** begin **
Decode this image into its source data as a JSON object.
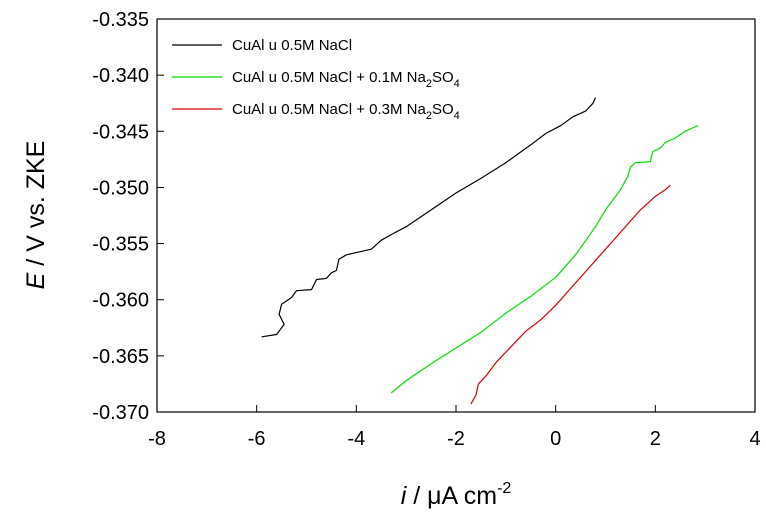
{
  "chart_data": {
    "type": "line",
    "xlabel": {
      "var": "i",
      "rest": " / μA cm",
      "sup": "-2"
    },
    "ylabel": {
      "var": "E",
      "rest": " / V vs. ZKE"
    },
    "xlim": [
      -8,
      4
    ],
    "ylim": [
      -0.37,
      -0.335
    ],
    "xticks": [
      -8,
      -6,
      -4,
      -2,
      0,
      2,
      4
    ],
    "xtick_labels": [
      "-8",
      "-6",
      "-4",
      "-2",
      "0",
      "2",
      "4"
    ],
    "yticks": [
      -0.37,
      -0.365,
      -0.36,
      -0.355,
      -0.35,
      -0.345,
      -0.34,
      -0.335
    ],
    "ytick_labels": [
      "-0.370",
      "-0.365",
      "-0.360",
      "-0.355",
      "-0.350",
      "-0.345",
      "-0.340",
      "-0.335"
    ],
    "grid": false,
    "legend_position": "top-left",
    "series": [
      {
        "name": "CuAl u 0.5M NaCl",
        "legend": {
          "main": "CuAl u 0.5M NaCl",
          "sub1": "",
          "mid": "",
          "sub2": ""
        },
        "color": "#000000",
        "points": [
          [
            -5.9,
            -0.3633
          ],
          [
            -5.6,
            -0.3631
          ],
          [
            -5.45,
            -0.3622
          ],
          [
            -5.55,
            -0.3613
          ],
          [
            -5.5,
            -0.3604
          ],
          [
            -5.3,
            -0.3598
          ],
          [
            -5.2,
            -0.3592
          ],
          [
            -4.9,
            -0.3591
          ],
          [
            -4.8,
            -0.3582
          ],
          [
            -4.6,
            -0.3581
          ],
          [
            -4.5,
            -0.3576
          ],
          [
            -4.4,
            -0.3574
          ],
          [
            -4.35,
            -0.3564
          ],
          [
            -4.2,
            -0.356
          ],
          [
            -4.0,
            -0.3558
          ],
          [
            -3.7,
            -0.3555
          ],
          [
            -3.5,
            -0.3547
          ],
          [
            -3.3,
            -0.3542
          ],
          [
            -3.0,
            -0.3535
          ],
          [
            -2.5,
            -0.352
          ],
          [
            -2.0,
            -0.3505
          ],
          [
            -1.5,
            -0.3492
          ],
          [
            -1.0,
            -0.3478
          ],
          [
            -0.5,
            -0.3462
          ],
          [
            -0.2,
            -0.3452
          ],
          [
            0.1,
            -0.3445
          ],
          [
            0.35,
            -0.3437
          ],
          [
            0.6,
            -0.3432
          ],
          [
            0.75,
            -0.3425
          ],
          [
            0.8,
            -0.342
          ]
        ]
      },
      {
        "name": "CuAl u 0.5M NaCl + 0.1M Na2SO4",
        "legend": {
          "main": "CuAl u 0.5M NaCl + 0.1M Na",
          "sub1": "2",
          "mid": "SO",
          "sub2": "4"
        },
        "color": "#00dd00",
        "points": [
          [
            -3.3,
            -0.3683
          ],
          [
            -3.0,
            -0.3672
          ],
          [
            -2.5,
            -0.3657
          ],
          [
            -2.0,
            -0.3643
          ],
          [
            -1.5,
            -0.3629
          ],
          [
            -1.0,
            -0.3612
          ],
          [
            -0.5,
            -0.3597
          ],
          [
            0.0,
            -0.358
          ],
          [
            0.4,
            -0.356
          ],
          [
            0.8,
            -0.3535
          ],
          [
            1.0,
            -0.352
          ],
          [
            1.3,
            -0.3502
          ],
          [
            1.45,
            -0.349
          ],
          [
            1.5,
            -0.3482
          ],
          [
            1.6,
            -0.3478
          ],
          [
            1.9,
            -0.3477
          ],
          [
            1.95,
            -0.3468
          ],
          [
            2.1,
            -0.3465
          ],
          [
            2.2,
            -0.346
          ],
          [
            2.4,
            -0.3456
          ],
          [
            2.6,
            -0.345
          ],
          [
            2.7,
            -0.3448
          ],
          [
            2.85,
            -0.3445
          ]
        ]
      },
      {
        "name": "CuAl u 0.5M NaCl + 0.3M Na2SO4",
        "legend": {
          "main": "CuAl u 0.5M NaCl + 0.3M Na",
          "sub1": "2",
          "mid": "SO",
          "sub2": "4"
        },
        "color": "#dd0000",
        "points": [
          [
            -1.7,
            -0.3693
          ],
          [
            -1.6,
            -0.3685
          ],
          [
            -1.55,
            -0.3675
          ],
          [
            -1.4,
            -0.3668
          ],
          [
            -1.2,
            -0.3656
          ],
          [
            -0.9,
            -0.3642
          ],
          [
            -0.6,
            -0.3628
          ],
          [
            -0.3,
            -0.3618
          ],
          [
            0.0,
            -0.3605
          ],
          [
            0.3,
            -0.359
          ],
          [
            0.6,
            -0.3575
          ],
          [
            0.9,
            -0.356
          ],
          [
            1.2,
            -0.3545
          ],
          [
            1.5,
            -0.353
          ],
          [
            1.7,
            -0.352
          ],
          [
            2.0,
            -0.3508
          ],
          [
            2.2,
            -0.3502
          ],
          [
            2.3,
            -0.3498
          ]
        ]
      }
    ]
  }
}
** end **
** begin **
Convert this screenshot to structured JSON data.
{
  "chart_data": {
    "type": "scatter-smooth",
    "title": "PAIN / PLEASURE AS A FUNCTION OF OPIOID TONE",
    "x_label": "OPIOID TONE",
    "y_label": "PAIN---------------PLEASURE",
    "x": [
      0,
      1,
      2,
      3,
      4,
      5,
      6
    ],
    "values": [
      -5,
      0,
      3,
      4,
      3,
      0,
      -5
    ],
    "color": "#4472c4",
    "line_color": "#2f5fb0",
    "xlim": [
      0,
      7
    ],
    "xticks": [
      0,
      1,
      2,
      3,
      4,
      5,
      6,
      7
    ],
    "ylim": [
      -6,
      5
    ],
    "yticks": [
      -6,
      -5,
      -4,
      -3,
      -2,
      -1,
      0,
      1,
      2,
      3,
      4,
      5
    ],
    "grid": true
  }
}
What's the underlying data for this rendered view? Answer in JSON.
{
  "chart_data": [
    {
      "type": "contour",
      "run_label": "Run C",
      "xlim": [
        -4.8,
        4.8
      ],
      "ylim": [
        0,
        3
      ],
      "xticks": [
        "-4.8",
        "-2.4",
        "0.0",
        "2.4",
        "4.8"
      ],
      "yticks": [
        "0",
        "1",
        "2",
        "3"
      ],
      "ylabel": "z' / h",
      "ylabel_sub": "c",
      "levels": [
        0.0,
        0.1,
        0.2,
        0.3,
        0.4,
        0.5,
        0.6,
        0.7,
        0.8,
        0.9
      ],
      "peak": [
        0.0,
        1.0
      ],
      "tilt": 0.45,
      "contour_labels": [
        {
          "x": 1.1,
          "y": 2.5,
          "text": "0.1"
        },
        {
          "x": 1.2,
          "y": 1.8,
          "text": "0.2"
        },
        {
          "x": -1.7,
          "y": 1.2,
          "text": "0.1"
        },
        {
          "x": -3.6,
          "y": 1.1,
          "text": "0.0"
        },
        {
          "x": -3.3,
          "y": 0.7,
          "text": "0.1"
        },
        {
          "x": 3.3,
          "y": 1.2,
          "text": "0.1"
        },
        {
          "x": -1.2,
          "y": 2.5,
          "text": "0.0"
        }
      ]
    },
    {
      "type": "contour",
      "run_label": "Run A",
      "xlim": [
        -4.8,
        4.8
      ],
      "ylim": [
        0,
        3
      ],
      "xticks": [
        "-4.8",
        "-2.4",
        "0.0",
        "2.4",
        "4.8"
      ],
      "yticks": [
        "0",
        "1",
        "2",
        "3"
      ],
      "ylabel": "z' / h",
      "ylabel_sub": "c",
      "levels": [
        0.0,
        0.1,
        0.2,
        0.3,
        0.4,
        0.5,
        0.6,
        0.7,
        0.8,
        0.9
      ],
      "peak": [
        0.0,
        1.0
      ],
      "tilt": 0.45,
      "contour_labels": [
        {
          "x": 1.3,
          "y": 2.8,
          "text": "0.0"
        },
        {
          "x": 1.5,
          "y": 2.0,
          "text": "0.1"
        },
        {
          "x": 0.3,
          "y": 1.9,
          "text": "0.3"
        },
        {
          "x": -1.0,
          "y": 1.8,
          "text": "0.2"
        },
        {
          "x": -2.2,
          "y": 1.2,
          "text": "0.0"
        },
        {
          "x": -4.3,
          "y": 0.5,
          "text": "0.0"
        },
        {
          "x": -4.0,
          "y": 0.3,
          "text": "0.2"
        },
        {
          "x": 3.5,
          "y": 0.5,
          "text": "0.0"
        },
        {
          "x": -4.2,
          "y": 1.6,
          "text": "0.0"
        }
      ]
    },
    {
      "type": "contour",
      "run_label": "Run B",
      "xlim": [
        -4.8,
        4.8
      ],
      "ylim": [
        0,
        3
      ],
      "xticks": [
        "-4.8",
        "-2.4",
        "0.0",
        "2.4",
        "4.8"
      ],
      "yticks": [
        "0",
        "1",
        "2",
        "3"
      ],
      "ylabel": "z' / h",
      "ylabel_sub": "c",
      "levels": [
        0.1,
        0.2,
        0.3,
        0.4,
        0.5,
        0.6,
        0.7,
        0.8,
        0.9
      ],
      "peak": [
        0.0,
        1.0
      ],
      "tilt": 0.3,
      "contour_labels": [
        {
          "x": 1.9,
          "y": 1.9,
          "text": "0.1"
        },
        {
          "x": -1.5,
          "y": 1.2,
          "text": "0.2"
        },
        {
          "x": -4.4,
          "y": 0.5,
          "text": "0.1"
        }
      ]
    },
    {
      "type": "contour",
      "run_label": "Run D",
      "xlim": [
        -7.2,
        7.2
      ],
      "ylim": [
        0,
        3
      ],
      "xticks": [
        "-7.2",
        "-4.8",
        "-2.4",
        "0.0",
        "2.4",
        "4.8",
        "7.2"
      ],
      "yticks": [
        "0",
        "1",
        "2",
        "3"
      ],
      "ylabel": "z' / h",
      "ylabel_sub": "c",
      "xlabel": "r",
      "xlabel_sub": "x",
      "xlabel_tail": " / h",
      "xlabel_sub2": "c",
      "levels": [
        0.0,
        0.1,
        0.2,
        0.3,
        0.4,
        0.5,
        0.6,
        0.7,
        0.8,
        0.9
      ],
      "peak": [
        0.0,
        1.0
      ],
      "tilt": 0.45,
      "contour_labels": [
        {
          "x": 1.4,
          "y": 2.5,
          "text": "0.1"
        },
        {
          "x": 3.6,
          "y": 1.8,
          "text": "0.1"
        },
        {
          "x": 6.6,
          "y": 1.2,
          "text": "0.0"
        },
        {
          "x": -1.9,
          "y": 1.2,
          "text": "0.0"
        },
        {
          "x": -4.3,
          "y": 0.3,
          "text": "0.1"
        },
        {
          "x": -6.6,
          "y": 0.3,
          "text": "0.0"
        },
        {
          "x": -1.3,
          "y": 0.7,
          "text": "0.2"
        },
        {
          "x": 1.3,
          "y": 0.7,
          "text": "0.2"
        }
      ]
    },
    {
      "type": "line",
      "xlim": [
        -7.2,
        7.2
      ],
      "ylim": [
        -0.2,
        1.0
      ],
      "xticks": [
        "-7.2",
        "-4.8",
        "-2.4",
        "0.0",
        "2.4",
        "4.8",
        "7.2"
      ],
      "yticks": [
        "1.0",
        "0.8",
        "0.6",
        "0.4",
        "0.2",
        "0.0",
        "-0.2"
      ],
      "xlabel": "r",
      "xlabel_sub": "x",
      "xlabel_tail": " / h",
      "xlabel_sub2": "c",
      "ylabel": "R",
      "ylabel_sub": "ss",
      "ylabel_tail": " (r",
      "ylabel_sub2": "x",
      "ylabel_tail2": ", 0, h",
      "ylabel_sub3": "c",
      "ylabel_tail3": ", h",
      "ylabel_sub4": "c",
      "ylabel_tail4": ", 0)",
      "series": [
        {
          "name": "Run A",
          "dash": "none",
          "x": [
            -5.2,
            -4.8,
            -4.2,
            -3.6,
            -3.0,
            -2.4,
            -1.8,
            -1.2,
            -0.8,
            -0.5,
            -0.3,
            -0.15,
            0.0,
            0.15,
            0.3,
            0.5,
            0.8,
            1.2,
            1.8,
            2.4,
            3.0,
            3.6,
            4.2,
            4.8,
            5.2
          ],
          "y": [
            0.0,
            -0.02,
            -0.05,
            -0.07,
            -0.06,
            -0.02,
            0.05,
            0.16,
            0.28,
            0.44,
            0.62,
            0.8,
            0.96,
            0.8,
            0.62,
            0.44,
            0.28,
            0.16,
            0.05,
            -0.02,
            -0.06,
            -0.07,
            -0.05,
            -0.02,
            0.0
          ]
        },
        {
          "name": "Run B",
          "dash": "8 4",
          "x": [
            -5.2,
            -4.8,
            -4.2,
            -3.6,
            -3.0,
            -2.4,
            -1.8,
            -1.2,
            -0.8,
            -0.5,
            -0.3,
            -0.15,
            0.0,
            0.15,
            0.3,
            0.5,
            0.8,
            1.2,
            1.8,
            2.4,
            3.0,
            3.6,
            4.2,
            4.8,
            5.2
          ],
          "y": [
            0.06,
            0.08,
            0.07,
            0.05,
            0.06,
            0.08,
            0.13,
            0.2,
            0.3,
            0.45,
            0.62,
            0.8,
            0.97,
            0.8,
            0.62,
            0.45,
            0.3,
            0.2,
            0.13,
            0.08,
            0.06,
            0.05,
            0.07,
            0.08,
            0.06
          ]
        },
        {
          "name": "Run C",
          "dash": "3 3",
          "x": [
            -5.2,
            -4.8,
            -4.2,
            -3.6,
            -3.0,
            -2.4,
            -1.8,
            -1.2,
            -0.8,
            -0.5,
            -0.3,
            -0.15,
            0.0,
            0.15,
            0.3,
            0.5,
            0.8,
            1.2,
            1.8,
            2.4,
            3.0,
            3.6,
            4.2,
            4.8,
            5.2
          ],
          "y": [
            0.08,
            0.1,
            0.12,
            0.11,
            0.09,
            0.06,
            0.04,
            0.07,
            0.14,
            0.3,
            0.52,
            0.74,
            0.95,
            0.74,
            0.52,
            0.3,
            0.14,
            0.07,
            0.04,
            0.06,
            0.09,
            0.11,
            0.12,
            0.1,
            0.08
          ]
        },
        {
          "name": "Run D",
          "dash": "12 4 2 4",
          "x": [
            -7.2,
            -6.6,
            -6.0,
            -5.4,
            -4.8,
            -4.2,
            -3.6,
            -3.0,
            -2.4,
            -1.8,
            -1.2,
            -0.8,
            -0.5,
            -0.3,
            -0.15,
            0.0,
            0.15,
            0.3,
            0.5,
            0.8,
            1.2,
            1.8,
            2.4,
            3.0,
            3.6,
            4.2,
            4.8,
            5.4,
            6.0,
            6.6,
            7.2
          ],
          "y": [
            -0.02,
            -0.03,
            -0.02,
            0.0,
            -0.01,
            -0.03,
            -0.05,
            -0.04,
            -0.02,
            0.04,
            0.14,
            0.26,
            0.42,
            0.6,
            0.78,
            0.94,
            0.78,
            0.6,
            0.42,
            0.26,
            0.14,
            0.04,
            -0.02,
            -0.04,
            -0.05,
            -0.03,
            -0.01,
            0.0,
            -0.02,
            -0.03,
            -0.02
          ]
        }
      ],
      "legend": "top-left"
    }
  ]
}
** end **
What to work on: Among the records above, find each line holding the string "CuAl" and pull it out.

Solution:
        "name": "CuAl u 0.5M NaCl",
          "main": "CuAl u 0.5M NaCl",
        "name": "CuAl u 0.5M NaCl + 0.1M Na2SO4",
          "main": "CuAl u 0.5M NaCl + 0.1M Na",
        "name": "CuAl u 0.5M NaCl + 0.3M Na2SO4",
          "main": "CuAl u 0.5M NaCl + 0.3M Na",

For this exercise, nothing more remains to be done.